* INSTRUCTIONS FOR THE TASK *
Please give the data below again in full, exactly as it stands.

* INPUT RECORDS *
■ ■ ■ ■ ■

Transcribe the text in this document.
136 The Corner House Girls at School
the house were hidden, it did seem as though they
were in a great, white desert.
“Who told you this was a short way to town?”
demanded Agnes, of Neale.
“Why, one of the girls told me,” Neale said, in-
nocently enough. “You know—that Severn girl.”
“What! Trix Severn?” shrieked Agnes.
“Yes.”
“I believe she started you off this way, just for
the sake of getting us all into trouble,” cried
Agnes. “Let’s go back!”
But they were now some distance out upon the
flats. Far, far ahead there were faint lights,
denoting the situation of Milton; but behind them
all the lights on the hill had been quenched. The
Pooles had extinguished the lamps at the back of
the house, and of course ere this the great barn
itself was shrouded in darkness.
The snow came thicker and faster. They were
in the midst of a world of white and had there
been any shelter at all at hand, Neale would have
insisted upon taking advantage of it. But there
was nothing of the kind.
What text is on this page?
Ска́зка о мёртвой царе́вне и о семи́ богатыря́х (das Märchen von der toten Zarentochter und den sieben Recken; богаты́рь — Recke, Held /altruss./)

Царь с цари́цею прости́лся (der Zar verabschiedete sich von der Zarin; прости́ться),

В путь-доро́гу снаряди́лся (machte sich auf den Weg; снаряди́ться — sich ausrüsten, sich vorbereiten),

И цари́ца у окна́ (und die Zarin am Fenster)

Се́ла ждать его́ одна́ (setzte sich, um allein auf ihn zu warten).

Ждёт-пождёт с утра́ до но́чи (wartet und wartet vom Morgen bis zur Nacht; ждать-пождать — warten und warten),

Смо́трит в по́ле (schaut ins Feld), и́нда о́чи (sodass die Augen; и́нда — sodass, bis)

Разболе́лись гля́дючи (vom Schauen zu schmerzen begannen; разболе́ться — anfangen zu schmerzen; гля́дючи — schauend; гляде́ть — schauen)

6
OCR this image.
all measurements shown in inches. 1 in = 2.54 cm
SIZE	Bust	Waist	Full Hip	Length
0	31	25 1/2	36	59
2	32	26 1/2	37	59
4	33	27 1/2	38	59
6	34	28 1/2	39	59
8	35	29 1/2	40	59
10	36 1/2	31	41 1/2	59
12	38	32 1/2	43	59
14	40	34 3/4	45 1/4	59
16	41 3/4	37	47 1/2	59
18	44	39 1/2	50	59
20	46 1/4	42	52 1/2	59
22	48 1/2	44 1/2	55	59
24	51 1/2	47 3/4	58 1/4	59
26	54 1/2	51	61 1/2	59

■ ■ ■ ■ ■

* REPLY TO THE TASK *
Transcribe the text in this document.
136 The Corner House Girls at School
the house were hidden, it did seem as though they
were in a great, white desert.
“Who told you this was a short way to town?”
demanded Agnes, of Neale.
“Why, one of the girls told me,” Neale said, in-
nocently enough. “You know—that Severn girl.”
“What! Trix Severn?” shrieked Agnes.
“Yes.”
“I believe she started you off this way, just for
the sake of getting us all into trouble,” cried
Agnes. “Let’s go back!”
But they were now some distance out upon the
flats. Far, far ahead there were faint lights,
denoting the situation of Milton; but behind them
all the lights on the hill had been quenched. The
Pooles had extinguished the lamps at the back of
the house, and of course ere this the great barn
itself was shrouded in darkness.
The snow came thicker and faster. They were
in the midst of a world of white and had there
been any shelter at all at hand, Neale would have
insisted upon taking advantage of it. But there
was nothing of the kind.
What text is on this page?
Ска́зка о мёртвой царе́вне и о семи́ богатыря́х (das Märchen von der toten Zarentochter und den sieben Recken; богаты́рь — Recke, Held /altruss./)

Царь с цари́цею прости́лся (der Zar verabschiedete sich von der Zarin; прости́ться),

В путь-доро́гу снаряди́лся (machte sich auf den Weg; снаряди́ться — sich ausrüsten, sich vorbereiten),

И цари́ца у окна́ (und die Zarin am Fenster)

Се́ла ждать его́ одна́ (setzte sich, um allein auf ihn zu warten).

Ждёт-пождёт с утра́ до но́чи (wartet und wartet vom Morgen bis zur Nacht; ждать-пождать — warten und warten),

Смо́трит в по́ле (schaut ins Feld), и́нда о́чи (sodass die Augen; и́нда — sodass, bis)

Разболе́лись гля́дючи (vom Schauen zu schmerzen begannen; разболе́ться — anfangen zu schmerzen; гля́дючи — schauend; гляде́ть — schauen)

6
OCR this image.
all measurements shown in inches. 1 in = 2.54 cm
SIZE	Bust	Waist	Full Hip	Length
0	31	25 1/2	36	59
2	32	26 1/2	37	59
4	33	27 1/2	38	59
6	34	28 1/2	39	59
8	35	29 1/2	40	59
10	36 1/2	31	41 1/2	59
12	38	32 1/2	43	59
14	40	34 3/4	45 1/4	59
16	41 3/4	37	47 1/2	59
18	44	39 1/2	50	59
20	46 1/4	42	52 1/2	59
22	48 1/2	44 1/2	55	59
24	51 1/2	47 3/4	58 1/4	59
26	54 1/2	51	61 1/2	59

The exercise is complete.